▶ **Instructions to follow**
Output the data below exactly. Leave nothing out.

::::::::::

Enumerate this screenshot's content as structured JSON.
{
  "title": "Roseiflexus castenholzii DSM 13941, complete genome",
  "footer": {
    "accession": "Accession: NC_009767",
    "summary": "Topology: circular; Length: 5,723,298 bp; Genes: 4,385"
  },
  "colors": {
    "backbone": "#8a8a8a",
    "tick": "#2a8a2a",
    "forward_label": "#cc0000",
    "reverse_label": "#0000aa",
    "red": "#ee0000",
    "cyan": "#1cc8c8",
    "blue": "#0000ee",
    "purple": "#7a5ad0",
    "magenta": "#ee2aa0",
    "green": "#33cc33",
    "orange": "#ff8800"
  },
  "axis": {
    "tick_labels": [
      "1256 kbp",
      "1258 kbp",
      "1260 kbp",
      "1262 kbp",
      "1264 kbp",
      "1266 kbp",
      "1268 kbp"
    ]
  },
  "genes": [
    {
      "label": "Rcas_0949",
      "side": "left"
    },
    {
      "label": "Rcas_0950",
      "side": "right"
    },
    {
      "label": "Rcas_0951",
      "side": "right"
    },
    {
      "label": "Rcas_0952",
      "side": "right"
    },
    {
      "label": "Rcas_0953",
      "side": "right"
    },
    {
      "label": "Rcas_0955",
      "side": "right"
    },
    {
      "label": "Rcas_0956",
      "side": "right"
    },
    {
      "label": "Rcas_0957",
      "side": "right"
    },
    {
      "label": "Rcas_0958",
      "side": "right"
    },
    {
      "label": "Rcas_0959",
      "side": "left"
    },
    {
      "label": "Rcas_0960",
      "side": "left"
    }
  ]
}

::::::::::

▶ **Written answer**
Enumerate this screenshot's content as structured JSON.
{
  "title": "Roseiflexus castenholzii DSM 13941, complete genome",
  "footer": {
    "accession": "Accession: NC_009767",
    "summary": "Topology: circular; Length: 5,723,298 bp; Genes: 4,385"
  },
  "colors": {
    "backbone": "#8a8a8a",
    "tick": "#2a8a2a",
    "forward_label": "#cc0000",
    "reverse_label": "#0000aa",
    "red": "#ee0000",
    "cyan": "#1cc8c8",
    "blue": "#0000ee",
    "purple": "#7a5ad0",
    "magenta": "#ee2aa0",
    "green": "#33cc33",
    "orange": "#ff8800"
  },
  "axis": {
    "tick_labels": [
      "1256 kbp",
      "1258 kbp",
      "1260 kbp",
      "1262 kbp",
      "1264 kbp",
      "1266 kbp",
      "1268 kbp"
    ]
  },
  "genes": [
    {
      "label": "Rcas_0949",
      "side": "left"
    },
    {
      "label": "Rcas_0950",
      "side": "right"
    },
    {
      "label": "Rcas_0951",
      "side": "right"
    },
    {
      "label": "Rcas_0952",
      "side": "right"
    },
    {
      "label": "Rcas_0953",
      "side": "right"
    },
    {
      "label": "Rcas_0955",
      "side": "right"
    },
    {
      "label": "Rcas_0956",
      "side": "right"
    },
    {
      "label": "Rcas_0957",
      "side": "right"
    },
    {
      "label": "Rcas_0958",
      "side": "right"
    },
    {
      "label": "Rcas_0959",
      "side": "left"
    },
    {
      "label": "Rcas_0960",
      "side": "left"
    }
  ]
}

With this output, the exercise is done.